* _TASK OBJECTIVE_:
Copy every line that contains the string "προσφυγικού" from the entries below.
--------------------------------------------------
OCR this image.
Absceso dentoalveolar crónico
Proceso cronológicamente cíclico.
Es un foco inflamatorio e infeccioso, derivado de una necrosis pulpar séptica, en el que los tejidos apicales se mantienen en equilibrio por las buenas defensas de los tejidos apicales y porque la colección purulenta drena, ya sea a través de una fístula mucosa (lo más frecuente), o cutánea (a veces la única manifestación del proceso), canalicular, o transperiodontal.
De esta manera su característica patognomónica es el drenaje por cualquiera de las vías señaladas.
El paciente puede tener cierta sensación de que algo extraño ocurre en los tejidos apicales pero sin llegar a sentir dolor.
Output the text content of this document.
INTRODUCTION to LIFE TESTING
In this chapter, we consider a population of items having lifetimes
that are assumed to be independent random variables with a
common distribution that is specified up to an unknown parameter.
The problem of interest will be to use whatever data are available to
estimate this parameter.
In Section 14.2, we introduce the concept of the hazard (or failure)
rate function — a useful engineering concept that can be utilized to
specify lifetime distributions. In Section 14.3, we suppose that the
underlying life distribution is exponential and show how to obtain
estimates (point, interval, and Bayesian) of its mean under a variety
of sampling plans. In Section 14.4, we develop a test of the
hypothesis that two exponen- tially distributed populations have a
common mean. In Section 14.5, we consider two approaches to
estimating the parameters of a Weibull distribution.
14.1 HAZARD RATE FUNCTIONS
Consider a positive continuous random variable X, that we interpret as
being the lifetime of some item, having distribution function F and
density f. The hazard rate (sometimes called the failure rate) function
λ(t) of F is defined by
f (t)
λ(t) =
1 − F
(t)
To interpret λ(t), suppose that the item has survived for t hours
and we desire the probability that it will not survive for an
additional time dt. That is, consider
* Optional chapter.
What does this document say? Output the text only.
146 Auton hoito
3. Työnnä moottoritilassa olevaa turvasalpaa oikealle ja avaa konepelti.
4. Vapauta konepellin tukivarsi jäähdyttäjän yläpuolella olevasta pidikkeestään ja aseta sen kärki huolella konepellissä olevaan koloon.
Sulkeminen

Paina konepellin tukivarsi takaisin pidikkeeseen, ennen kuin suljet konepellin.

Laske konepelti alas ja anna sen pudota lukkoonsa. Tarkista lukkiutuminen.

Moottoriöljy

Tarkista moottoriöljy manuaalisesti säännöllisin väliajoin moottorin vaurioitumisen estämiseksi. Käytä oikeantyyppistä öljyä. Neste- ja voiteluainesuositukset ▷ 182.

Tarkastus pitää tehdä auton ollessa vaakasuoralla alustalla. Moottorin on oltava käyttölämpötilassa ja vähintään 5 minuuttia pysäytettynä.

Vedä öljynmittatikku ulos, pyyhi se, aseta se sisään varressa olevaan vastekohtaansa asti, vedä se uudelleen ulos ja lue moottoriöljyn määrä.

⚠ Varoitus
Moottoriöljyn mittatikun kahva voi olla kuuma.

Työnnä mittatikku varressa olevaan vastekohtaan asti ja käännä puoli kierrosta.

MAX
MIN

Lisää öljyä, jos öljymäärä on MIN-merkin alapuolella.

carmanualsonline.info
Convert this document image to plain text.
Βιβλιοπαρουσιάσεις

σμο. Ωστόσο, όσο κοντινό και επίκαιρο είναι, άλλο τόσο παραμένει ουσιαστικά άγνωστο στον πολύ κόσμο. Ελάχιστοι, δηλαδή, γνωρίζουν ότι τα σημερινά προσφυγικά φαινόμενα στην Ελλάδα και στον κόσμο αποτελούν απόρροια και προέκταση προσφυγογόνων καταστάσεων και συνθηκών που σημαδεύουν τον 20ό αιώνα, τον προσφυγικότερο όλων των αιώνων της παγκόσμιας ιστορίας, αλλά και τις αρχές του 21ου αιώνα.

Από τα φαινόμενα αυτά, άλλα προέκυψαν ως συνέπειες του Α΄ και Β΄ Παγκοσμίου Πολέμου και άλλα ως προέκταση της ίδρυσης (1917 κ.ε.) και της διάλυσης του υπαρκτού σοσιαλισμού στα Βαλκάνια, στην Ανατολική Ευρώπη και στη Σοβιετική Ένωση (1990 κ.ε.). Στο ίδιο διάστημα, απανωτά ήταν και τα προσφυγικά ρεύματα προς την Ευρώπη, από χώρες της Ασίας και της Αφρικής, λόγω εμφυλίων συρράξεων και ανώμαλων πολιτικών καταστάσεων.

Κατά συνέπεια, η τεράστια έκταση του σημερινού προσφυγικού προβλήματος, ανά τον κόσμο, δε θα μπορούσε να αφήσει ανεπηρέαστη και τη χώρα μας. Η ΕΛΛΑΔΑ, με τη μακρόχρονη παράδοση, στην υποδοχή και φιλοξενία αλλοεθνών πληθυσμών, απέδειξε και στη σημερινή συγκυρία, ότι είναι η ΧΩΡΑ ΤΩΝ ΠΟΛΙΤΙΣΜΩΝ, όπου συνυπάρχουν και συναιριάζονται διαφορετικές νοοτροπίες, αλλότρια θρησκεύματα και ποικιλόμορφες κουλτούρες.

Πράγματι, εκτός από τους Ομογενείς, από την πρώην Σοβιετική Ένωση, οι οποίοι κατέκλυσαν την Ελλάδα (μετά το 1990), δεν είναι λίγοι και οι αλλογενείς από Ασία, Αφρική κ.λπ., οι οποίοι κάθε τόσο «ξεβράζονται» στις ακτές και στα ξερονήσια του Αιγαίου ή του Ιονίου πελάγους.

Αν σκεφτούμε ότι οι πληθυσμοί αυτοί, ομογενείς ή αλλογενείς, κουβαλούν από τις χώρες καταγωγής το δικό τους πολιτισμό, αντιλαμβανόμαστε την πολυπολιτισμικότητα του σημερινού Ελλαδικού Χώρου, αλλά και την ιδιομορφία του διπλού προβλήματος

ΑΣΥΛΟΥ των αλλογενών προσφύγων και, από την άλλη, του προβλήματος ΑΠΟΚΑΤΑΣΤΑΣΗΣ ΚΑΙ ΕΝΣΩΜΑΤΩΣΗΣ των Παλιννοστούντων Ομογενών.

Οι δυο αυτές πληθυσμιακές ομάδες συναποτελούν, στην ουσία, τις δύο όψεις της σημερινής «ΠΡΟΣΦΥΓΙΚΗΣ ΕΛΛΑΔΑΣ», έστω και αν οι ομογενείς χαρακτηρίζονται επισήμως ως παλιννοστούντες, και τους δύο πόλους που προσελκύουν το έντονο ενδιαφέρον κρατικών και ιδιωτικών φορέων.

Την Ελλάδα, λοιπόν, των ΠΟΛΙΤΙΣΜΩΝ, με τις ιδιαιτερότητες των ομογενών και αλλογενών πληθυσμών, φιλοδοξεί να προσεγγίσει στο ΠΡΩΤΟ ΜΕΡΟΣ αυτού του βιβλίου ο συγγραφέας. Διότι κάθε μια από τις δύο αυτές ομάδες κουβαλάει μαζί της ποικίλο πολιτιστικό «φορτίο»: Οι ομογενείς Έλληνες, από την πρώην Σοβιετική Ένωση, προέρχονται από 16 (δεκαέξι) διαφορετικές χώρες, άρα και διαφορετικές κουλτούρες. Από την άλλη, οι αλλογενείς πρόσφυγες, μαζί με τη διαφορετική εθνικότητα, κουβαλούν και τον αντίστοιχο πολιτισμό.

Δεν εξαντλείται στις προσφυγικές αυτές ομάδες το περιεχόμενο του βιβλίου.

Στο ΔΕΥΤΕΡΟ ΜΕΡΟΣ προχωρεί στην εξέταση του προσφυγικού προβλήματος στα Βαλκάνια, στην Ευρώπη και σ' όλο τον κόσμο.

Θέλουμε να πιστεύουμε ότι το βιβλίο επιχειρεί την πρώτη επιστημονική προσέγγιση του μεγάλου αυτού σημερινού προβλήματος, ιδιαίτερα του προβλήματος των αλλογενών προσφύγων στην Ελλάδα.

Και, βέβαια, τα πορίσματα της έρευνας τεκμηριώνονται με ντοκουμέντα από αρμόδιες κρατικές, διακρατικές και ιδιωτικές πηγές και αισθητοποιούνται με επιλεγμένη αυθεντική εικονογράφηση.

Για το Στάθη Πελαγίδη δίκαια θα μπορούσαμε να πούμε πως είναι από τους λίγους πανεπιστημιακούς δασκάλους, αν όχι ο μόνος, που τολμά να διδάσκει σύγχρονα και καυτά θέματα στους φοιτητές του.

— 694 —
--------------------------------------------------
* _WORKED ANSWER_:
Κατά συνέπεια, η τεράστια έκταση του σημερινού προσφυγικού προβλήματος, ανά τον κόσμο, δε θα μπορούσε να αφήσει ανεπηρέαστη και τη χώρα μας. Η ΕΛΛΑΔΑ, με τη μακρόχρονη παράδοση, στην υποδοχή και φιλοξενία αλλοεθνών πληθυσμών, απέδειξε και στη σημερινή συγκυρία, ότι είναι η ΧΩΡΑ ΤΩΝ ΠΟΛΙΤΙΣΜΩΝ, όπου συνυπάρχουν και συναιριάζονται διαφορετικές νοοτροπίες, αλλότρια θρησκεύματα και ποικιλόμορφες κουλτούρες.
Στο ΔΕΥΤΕΡΟ ΜΕΡΟΣ προχωρεί στην εξέταση του προσφυγικού προβλήματος στα Βαλκάνια, στην Ευρώπη και σ' όλο τον κόσμο.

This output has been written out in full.